## WHAT YOU WILL DO
Reproduce all the entries precisely.
+++++
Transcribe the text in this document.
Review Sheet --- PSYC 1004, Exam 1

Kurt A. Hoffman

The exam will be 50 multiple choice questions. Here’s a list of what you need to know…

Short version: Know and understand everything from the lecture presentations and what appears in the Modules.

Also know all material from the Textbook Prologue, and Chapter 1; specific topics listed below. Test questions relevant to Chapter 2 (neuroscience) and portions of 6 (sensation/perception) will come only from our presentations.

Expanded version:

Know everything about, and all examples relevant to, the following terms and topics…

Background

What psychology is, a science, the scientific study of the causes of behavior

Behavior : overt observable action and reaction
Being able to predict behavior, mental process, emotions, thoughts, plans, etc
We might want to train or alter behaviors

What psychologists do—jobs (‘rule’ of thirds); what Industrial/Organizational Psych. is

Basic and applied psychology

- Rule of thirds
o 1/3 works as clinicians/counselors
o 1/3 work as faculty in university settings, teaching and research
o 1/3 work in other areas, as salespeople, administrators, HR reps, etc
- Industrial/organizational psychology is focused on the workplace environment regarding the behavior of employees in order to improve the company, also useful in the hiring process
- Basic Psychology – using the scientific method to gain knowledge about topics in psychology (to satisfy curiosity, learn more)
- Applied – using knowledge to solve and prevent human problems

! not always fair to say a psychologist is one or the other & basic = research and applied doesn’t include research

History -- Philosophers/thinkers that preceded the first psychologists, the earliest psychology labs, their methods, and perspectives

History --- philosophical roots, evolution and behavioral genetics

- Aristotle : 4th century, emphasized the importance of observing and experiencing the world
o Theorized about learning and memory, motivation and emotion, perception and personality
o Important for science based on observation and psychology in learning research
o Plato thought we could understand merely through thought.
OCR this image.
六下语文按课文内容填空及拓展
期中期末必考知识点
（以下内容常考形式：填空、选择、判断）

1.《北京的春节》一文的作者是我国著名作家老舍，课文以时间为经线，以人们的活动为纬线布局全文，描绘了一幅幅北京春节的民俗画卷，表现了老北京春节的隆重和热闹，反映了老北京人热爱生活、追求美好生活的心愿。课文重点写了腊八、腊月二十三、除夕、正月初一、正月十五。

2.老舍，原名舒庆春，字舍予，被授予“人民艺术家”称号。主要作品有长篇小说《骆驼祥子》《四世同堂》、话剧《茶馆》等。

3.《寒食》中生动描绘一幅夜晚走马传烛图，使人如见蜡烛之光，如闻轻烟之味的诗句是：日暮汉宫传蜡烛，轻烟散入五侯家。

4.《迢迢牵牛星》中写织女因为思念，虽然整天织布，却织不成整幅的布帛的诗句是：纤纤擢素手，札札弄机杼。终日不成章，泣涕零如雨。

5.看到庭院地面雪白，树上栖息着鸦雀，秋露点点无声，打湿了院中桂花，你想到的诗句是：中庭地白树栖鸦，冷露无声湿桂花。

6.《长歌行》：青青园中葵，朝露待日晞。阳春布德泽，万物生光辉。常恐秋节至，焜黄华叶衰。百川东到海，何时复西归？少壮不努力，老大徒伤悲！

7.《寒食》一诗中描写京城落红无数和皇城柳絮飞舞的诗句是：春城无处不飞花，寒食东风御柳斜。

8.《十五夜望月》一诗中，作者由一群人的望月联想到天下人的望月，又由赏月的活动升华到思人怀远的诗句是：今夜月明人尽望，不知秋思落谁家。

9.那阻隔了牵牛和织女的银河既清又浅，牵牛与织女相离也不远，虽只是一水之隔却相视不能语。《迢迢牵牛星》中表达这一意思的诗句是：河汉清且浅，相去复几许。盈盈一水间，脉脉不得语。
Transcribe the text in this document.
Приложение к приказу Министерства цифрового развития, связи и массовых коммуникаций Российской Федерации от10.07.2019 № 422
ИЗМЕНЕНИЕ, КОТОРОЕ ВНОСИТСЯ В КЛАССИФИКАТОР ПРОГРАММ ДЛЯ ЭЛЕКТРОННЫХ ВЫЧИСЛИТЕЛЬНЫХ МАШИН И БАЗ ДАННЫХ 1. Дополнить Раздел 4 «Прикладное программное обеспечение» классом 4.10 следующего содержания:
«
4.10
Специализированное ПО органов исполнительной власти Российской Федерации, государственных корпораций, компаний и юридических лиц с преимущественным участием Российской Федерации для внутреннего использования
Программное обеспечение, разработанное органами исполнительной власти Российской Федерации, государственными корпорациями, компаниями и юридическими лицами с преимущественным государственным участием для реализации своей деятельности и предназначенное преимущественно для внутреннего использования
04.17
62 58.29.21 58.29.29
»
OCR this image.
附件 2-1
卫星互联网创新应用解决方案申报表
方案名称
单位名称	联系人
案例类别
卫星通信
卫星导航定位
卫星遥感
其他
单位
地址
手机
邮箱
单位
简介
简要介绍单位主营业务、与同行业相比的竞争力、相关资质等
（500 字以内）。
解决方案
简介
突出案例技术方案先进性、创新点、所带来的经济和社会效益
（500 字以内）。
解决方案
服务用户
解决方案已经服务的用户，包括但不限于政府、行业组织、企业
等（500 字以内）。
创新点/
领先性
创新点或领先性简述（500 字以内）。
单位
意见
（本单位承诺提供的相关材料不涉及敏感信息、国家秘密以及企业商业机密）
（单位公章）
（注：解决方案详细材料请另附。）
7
+++++
## COMPLETED EXERCISE
Transcribe the text in this document.
Review Sheet --- PSYC 1004, Exam 1

Kurt A. Hoffman

The exam will be 50 multiple choice questions. Here’s a list of what you need to know…

Short version: Know and understand everything from the lecture presentations and what appears in the Modules.

Also know all material from the Textbook Prologue, and Chapter 1; specific topics listed below. Test questions relevant to Chapter 2 (neuroscience) and portions of 6 (sensation/perception) will come only from our presentations.

Expanded version:

Know everything about, and all examples relevant to, the following terms and topics…

Background

What psychology is, a science, the scientific study of the causes of behavior

Behavior : overt observable action and reaction
Being able to predict behavior, mental process, emotions, thoughts, plans, etc
We might want to train or alter behaviors

What psychologists do—jobs (‘rule’ of thirds); what Industrial/Organizational Psych. is

Basic and applied psychology

- Rule of thirds
o 1/3 works as clinicians/counselors
o 1/3 work as faculty in university settings, teaching and research
o 1/3 work in other areas, as salespeople, administrators, HR reps, etc
- Industrial/organizational psychology is focused on the workplace environment regarding the behavior of employees in order to improve the company, also useful in the hiring process
- Basic Psychology – using the scientific method to gain knowledge about topics in psychology (to satisfy curiosity, learn more)
- Applied – using knowledge to solve and prevent human problems

! not always fair to say a psychologist is one or the other & basic = research and applied doesn’t include research

History -- Philosophers/thinkers that preceded the first psychologists, the earliest psychology labs, their methods, and perspectives

History --- philosophical roots, evolution and behavioral genetics

- Aristotle : 4th century, emphasized the importance of observing and experiencing the world
o Theorized about learning and memory, motivation and emotion, perception and personality
o Important for science based on observation and psychology in learning research
o Plato thought we could understand merely through thought.
OCR this image.
六下语文按课文内容填空及拓展
期中期末必考知识点
（以下内容常考形式：填空、选择、判断）

1.《北京的春节》一文的作者是我国著名作家老舍，课文以时间为经线，以人们的活动为纬线布局全文，描绘了一幅幅北京春节的民俗画卷，表现了老北京春节的隆重和热闹，反映了老北京人热爱生活、追求美好生活的心愿。课文重点写了腊八、腊月二十三、除夕、正月初一、正月十五。

2.老舍，原名舒庆春，字舍予，被授予“人民艺术家”称号。主要作品有长篇小说《骆驼祥子》《四世同堂》、话剧《茶馆》等。

3.《寒食》中生动描绘一幅夜晚走马传烛图，使人如见蜡烛之光，如闻轻烟之味的诗句是：日暮汉宫传蜡烛，轻烟散入五侯家。

4.《迢迢牵牛星》中写织女因为思念，虽然整天织布，却织不成整幅的布帛的诗句是：纤纤擢素手，札札弄机杼。终日不成章，泣涕零如雨。

5.看到庭院地面雪白，树上栖息着鸦雀，秋露点点无声，打湿了院中桂花，你想到的诗句是：中庭地白树栖鸦，冷露无声湿桂花。

6.《长歌行》：青青园中葵，朝露待日晞。阳春布德泽，万物生光辉。常恐秋节至，焜黄华叶衰。百川东到海，何时复西归？少壮不努力，老大徒伤悲！

7.《寒食》一诗中描写京城落红无数和皇城柳絮飞舞的诗句是：春城无处不飞花，寒食东风御柳斜。

8.《十五夜望月》一诗中，作者由一群人的望月联想到天下人的望月，又由赏月的活动升华到思人怀远的诗句是：今夜月明人尽望，不知秋思落谁家。

9.那阻隔了牵牛和织女的银河既清又浅，牵牛与织女相离也不远，虽只是一水之隔却相视不能语。《迢迢牵牛星》中表达这一意思的诗句是：河汉清且浅，相去复几许。盈盈一水间，脉脉不得语。
Transcribe the text in this document.
Приложение к приказу Министерства цифрового развития, связи и массовых коммуникаций Российской Федерации от10.07.2019 № 422
ИЗМЕНЕНИЕ, КОТОРОЕ ВНОСИТСЯ В КЛАССИФИКАТОР ПРОГРАММ ДЛЯ ЭЛЕКТРОННЫХ ВЫЧИСЛИТЕЛЬНЫХ МАШИН И БАЗ ДАННЫХ 1. Дополнить Раздел 4 «Прикладное программное обеспечение» классом 4.10 следующего содержания:
«
4.10
Специализированное ПО органов исполнительной власти Российской Федерации, государственных корпораций, компаний и юридических лиц с преимущественным участием Российской Федерации для внутреннего использования
Программное обеспечение, разработанное органами исполнительной власти Российской Федерации, государственными корпорациями, компаниями и юридическими лицами с преимущественным государственным участием для реализации своей деятельности и предназначенное преимущественно для внутреннего использования
04.17
62 58.29.21 58.29.29
»
OCR this image.
附件 2-1
卫星互联网创新应用解决方案申报表
方案名称
单位名称	联系人
案例类别
卫星通信
卫星导航定位
卫星遥感
其他
单位
地址
手机
邮箱
单位
简介
简要介绍单位主营业务、与同行业相比的竞争力、相关资质等
（500 字以内）。
解决方案
简介
突出案例技术方案先进性、创新点、所带来的经济和社会效益
（500 字以内）。
解决方案
服务用户
解决方案已经服务的用户，包括但不限于政府、行业组织、企业
等（500 字以内）。
创新点/
领先性
创新点或领先性简述（500 字以内）。
单位
意见
（本单位承诺提供的相关材料不涉及敏感信息、国家秘密以及企业商业机密）
（单位公章）
（注：解决方案详细材料请另附。）
7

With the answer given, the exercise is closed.